Transcribe the records that follow in their entirety, omitting any pictures.

▶ Recorded data:
======
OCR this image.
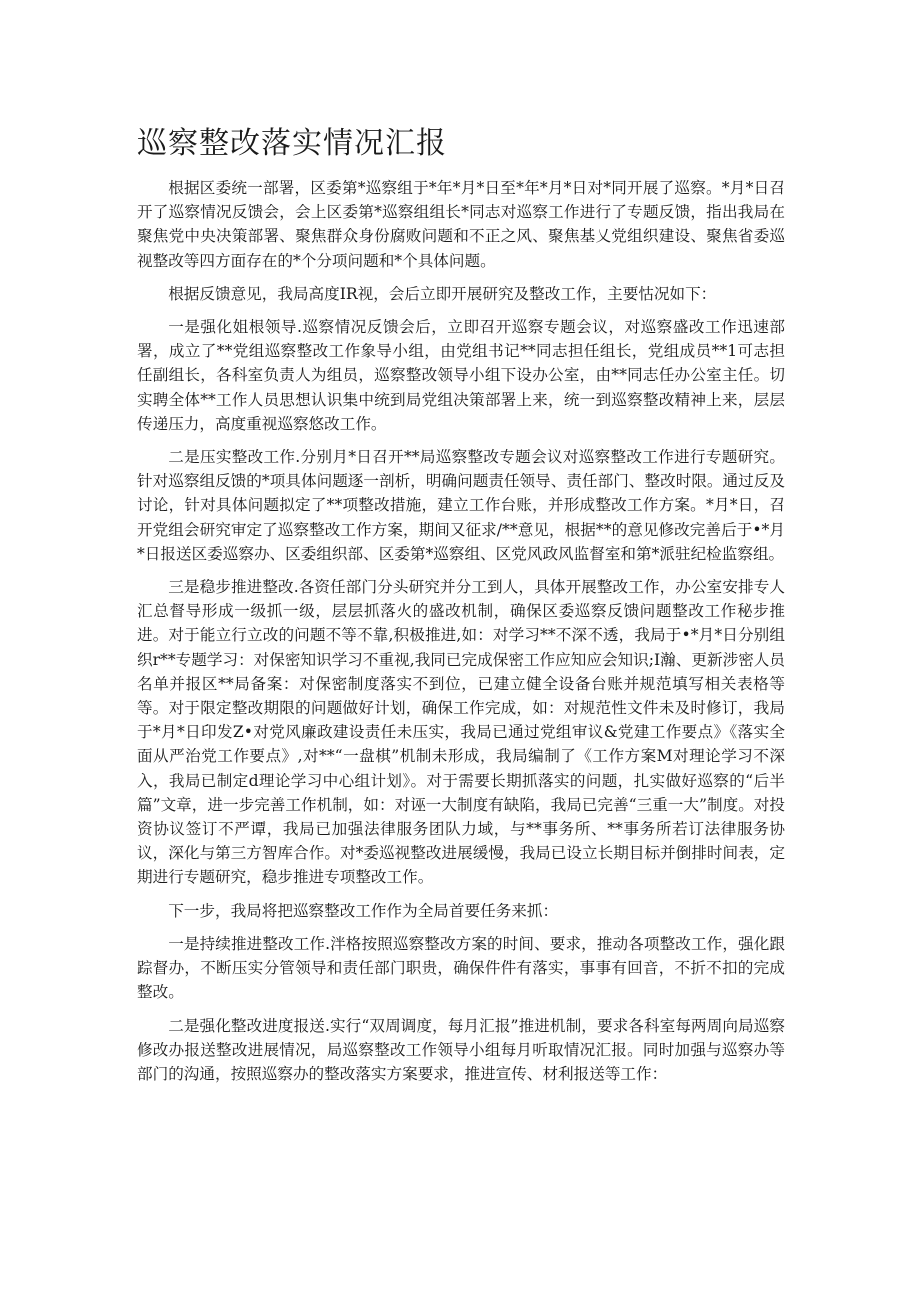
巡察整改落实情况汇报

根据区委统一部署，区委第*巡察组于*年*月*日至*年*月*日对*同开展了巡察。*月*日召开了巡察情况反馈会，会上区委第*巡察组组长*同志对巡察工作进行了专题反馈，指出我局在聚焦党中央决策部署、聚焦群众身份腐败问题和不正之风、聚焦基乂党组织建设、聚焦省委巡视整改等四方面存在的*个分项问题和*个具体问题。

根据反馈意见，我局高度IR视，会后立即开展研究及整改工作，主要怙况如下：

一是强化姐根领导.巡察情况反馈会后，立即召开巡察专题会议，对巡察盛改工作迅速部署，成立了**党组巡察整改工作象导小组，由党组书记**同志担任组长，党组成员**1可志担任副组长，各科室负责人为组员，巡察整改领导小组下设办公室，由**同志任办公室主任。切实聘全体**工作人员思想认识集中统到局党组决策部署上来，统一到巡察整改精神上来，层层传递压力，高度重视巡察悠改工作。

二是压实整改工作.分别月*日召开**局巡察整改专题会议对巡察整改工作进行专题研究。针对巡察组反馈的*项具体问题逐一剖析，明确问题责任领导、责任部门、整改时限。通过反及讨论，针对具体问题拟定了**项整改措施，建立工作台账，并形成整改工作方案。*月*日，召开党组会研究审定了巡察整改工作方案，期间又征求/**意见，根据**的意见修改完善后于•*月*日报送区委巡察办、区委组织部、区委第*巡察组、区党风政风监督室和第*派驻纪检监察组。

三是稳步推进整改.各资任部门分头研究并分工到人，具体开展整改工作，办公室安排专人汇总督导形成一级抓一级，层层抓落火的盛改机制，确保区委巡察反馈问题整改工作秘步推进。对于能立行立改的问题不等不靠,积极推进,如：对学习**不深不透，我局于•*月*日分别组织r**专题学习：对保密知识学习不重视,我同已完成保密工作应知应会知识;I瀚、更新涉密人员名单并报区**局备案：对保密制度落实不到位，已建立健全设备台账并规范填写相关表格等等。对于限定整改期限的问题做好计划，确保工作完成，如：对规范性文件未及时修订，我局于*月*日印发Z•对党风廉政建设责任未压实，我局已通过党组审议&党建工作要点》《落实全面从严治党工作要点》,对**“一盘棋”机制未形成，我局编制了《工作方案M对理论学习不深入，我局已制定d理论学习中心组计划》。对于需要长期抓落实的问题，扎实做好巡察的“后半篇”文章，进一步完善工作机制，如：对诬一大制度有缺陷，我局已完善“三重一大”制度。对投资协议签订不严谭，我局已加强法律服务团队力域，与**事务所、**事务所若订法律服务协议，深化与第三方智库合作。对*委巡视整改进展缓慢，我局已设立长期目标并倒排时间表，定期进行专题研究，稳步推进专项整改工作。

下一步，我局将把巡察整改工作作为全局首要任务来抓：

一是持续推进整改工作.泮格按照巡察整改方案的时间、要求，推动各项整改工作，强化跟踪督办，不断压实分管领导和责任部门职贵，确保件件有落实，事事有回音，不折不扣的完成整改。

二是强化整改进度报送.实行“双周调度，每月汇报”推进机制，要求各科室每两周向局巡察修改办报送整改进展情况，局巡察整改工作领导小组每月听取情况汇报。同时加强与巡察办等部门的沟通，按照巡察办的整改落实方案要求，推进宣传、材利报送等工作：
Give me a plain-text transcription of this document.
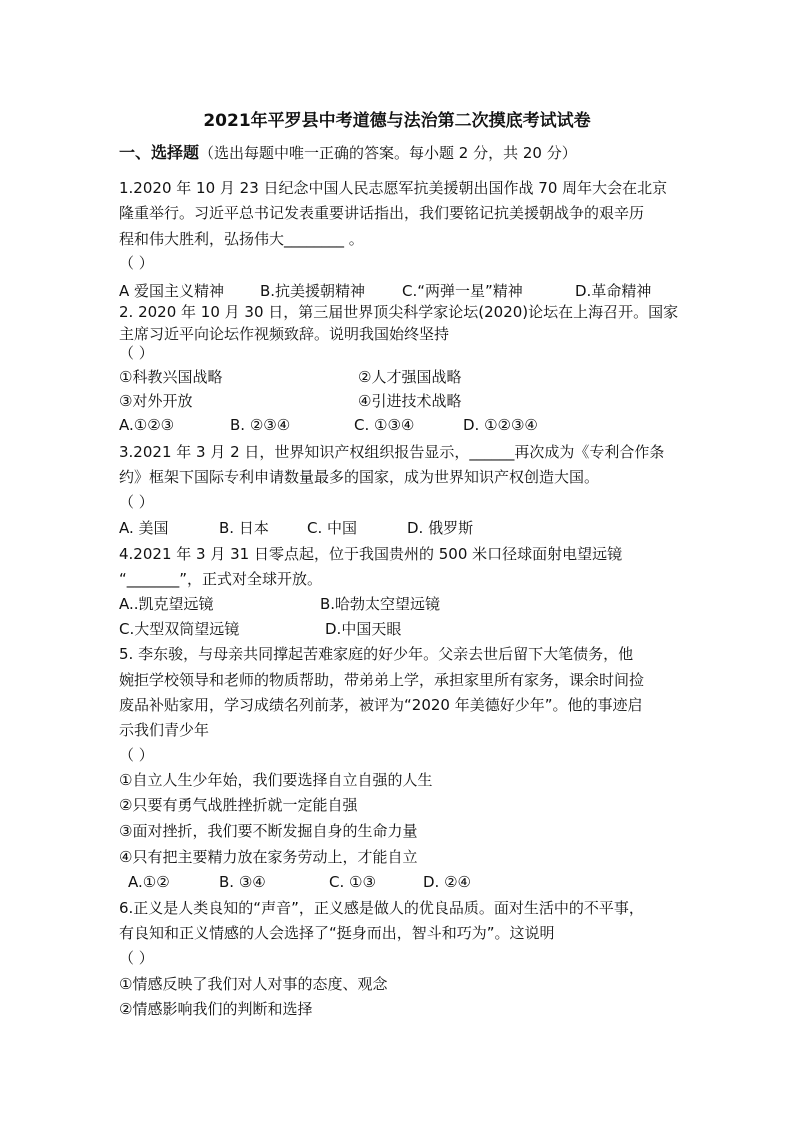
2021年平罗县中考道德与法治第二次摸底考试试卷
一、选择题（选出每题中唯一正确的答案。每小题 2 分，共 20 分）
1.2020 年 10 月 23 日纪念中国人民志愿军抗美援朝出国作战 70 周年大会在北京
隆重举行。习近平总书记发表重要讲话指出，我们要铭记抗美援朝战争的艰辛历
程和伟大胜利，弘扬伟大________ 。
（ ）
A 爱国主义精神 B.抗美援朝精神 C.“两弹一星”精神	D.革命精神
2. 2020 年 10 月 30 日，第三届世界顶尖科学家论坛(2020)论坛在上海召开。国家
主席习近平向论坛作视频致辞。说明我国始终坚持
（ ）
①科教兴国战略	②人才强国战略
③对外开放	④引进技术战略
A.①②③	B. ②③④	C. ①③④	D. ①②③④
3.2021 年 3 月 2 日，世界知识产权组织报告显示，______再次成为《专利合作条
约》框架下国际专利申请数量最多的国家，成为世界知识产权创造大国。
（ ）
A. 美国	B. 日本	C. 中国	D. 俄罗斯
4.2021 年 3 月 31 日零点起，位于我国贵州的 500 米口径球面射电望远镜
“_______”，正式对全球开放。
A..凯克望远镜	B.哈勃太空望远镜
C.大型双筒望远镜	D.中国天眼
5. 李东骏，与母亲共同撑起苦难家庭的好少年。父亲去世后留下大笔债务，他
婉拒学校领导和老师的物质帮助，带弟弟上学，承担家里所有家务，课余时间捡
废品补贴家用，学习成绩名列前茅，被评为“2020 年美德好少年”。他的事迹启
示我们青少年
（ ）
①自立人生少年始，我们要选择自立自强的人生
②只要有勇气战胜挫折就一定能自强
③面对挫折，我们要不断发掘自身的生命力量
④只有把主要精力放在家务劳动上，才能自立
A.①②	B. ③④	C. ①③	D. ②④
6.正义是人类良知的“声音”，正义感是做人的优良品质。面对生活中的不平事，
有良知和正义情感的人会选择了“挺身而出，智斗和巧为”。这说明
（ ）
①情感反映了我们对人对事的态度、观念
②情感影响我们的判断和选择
======
▶ Exercise response:
OCR this image.
巡察整改落实情况汇报

根据区委统一部署，区委第*巡察组于*年*月*日至*年*月*日对*同开展了巡察。*月*日召开了巡察情况反馈会，会上区委第*巡察组组长*同志对巡察工作进行了专题反馈，指出我局在聚焦党中央决策部署、聚焦群众身份腐败问题和不正之风、聚焦基乂党组织建设、聚焦省委巡视整改等四方面存在的*个分项问题和*个具体问题。

根据反馈意见，我局高度IR视，会后立即开展研究及整改工作，主要怙况如下：

一是强化姐根领导.巡察情况反馈会后，立即召开巡察专题会议，对巡察盛改工作迅速部署，成立了**党组巡察整改工作象导小组，由党组书记**同志担任组长，党组成员**1可志担任副组长，各科室负责人为组员，巡察整改领导小组下设办公室，由**同志任办公室主任。切实聘全体**工作人员思想认识集中统到局党组决策部署上来，统一到巡察整改精神上来，层层传递压力，高度重视巡察悠改工作。

二是压实整改工作.分别月*日召开**局巡察整改专题会议对巡察整改工作进行专题研究。针对巡察组反馈的*项具体问题逐一剖析，明确问题责任领导、责任部门、整改时限。通过反及讨论，针对具体问题拟定了**项整改措施，建立工作台账，并形成整改工作方案。*月*日，召开党组会研究审定了巡察整改工作方案，期间又征求/**意见，根据**的意见修改完善后于•*月*日报送区委巡察办、区委组织部、区委第*巡察组、区党风政风监督室和第*派驻纪检监察组。

三是稳步推进整改.各资任部门分头研究并分工到人，具体开展整改工作，办公室安排专人汇总督导形成一级抓一级，层层抓落火的盛改机制，确保区委巡察反馈问题整改工作秘步推进。对于能立行立改的问题不等不靠,积极推进,如：对学习**不深不透，我局于•*月*日分别组织r**专题学习：对保密知识学习不重视,我同已完成保密工作应知应会知识;I瀚、更新涉密人员名单并报区**局备案：对保密制度落实不到位，已建立健全设备台账并规范填写相关表格等等。对于限定整改期限的问题做好计划，确保工作完成，如：对规范性文件未及时修订，我局于*月*日印发Z•对党风廉政建设责任未压实，我局已通过党组审议&党建工作要点》《落实全面从严治党工作要点》,对**“一盘棋”机制未形成，我局编制了《工作方案M对理论学习不深入，我局已制定d理论学习中心组计划》。对于需要长期抓落实的问题，扎实做好巡察的“后半篇”文章，进一步完善工作机制，如：对诬一大制度有缺陷，我局已完善“三重一大”制度。对投资协议签订不严谭，我局已加强法律服务团队力域，与**事务所、**事务所若订法律服务协议，深化与第三方智库合作。对*委巡视整改进展缓慢，我局已设立长期目标并倒排时间表，定期进行专题研究，稳步推进专项整改工作。

下一步，我局将把巡察整改工作作为全局首要任务来抓：

一是持续推进整改工作.泮格按照巡察整改方案的时间、要求，推动各项整改工作，强化跟踪督办，不断压实分管领导和责任部门职贵，确保件件有落实，事事有回音，不折不扣的完成整改。

二是强化整改进度报送.实行“双周调度，每月汇报”推进机制，要求各科室每两周向局巡察修改办报送整改进展情况，局巡察整改工作领导小组每月听取情况汇报。同时加强与巡察办等部门的沟通，按照巡察办的整改落实方案要求，推进宣传、材利报送等工作：
Give me a plain-text transcription of this document.
2021年平罗县中考道德与法治第二次摸底考试试卷
一、选择题（选出每题中唯一正确的答案。每小题 2 分，共 20 分）
1.2020 年 10 月 23 日纪念中国人民志愿军抗美援朝出国作战 70 周年大会在北京
隆重举行。习近平总书记发表重要讲话指出，我们要铭记抗美援朝战争的艰辛历
程和伟大胜利，弘扬伟大________ 。
（ ）
A 爱国主义精神 B.抗美援朝精神 C.“两弹一星”精神	D.革命精神
2. 2020 年 10 月 30 日，第三届世界顶尖科学家论坛(2020)论坛在上海召开。国家
主席习近平向论坛作视频致辞。说明我国始终坚持
（ ）
①科教兴国战略	②人才强国战略
③对外开放	④引进技术战略
A.①②③	B. ②③④	C. ①③④	D. ①②③④
3.2021 年 3 月 2 日，世界知识产权组织报告显示，______再次成为《专利合作条
约》框架下国际专利申请数量最多的国家，成为世界知识产权创造大国。
（ ）
A. 美国	B. 日本	C. 中国	D. 俄罗斯
4.2021 年 3 月 31 日零点起，位于我国贵州的 500 米口径球面射电望远镜
“_______”，正式对全球开放。
A..凯克望远镜	B.哈勃太空望远镜
C.大型双筒望远镜	D.中国天眼
5. 李东骏，与母亲共同撑起苦难家庭的好少年。父亲去世后留下大笔债务，他
婉拒学校领导和老师的物质帮助，带弟弟上学，承担家里所有家务，课余时间捡
废品补贴家用，学习成绩名列前茅，被评为“2020 年美德好少年”。他的事迹启
示我们青少年
（ ）
①自立人生少年始，我们要选择自立自强的人生
②只要有勇气战胜挫折就一定能自强
③面对挫折，我们要不断发掘自身的生命力量
④只有把主要精力放在家务劳动上，才能自立
A.①②	B. ③④	C. ①③	D. ②④
6.正义是人类良知的“声音”，正义感是做人的优良品质。面对生活中的不平事，
有良知和正义情感的人会选择了“挺身而出，智斗和巧为”。这说明
（ ）
①情感反映了我们对人对事的态度、观念
②情感影响我们的判断和选择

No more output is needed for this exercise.